*EXERCISE REQUIREMENTS*. Copy the feature selection notebook description below in full, word for word.
##### TEXT TO READ
# Feature selection

## Description
This notebook performs feature selection using Recursive Feature Elimination (RFE) with a Random Forest classifier and evaluates the selected features using stratified k-fold cross-validation.

## Objectives

Feature Selection with RFE:

- **RFE** recursively removes the least important features based on the model's importance scores until the specified number of features is reached. This helps in identifying the most significant features for the classification task.
Using Random Forest for RFE:

- **A Random Forest classifier** is used as the estimator for RFE due to its ability to handle high-dimensional data, capture complex interactions between features, and provide feature importance scores. Random Forests are robust to overfitting and can handle both numerical and categorical data.
Cross-Validation:

- **Stratified k-fold cross-validation** is employed to ensure a robust and unbiased evaluation of the model. This method splits the data into k folds, ensuring that each fold has a similar distribution of the target variable. It helps in avoiding data leakage and ensures that the model's performance is evaluated across different subsets of the data, providing a more reliable estimate of its generalization performance.
##########
##### RAW RECORDS
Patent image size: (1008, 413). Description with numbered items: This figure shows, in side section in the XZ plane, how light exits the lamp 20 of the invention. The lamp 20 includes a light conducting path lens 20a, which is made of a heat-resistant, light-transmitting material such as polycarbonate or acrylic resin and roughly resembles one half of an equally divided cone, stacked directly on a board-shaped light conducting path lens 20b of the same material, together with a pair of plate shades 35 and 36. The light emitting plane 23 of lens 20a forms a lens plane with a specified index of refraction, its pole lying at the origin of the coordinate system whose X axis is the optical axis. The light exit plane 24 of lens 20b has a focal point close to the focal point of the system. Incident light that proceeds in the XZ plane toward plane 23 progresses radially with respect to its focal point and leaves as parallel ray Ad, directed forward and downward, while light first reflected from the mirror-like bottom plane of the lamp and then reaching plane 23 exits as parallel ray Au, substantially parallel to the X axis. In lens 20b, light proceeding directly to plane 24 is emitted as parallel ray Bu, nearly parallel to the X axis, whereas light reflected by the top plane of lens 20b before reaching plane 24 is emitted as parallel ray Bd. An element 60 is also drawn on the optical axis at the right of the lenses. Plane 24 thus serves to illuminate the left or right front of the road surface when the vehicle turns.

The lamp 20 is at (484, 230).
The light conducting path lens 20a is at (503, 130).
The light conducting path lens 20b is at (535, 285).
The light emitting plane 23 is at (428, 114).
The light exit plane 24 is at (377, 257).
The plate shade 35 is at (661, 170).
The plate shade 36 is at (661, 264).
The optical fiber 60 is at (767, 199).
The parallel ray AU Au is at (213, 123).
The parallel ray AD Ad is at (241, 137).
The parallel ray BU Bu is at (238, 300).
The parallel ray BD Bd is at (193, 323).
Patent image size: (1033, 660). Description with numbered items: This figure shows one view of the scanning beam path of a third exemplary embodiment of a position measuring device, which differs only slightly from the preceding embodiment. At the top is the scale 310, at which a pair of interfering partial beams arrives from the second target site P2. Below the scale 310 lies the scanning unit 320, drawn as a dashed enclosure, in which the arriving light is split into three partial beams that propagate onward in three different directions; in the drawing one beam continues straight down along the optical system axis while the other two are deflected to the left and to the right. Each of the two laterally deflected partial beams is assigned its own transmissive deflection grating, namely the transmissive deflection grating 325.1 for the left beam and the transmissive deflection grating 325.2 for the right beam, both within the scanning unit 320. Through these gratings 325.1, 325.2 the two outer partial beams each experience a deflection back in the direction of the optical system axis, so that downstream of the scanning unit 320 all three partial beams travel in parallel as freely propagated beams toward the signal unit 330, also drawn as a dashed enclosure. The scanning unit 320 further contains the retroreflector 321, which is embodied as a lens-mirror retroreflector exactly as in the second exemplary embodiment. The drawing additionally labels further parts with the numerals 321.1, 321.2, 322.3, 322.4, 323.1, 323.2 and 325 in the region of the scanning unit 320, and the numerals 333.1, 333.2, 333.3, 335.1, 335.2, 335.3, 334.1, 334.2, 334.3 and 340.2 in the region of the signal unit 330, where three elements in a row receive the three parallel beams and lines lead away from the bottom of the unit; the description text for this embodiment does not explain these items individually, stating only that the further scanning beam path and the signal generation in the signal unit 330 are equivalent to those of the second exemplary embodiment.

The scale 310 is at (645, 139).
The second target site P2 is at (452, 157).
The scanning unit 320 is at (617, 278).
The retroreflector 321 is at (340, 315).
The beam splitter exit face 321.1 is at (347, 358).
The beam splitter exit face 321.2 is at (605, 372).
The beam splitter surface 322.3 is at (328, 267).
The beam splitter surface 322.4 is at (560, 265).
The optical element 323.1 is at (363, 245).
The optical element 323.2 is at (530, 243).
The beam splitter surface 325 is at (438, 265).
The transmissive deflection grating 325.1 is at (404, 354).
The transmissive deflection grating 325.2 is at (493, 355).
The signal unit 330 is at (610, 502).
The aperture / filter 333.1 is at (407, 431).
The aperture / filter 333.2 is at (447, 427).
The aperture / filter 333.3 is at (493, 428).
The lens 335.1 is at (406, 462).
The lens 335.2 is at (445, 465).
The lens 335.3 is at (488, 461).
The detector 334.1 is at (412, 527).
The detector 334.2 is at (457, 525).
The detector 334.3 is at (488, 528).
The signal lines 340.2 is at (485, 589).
##########
*SOLUTION TO THIS TASK*.
# Feature selection

## Description
This notebook performs feature selection using Recursive Feature Elimination (RFE) with a Random Forest classifier and evaluates the selected features using stratified k-fold cross-validation.

## Objectives

Feature Selection with RFE:

- **RFE** recursively removes the least important features based on the model's importance scores until the specified number of features is reached. This helps in identifying the most significant features for the classification task.
Using Random Forest for RFE:

- **A Random Forest classifier** is used as the estimator for RFE due to its ability to handle high-dimensional data, capture complex interactions between features, and provide feature importance scores. Random Forests are robust to overfitting and can handle both numerical and categorical data.
Cross-Validation:

- **Stratified k-fold cross-validation** is employed to ensure a robust and unbiased evaluation of the model. This method splits the data into k folds, ensuring that each fold has a similar distribution of the target variable. It helps in avoiding data leakage and ensures that the model's performance is evaluated across different subsets of the data, providing a more reliable estimate of its generalization performance.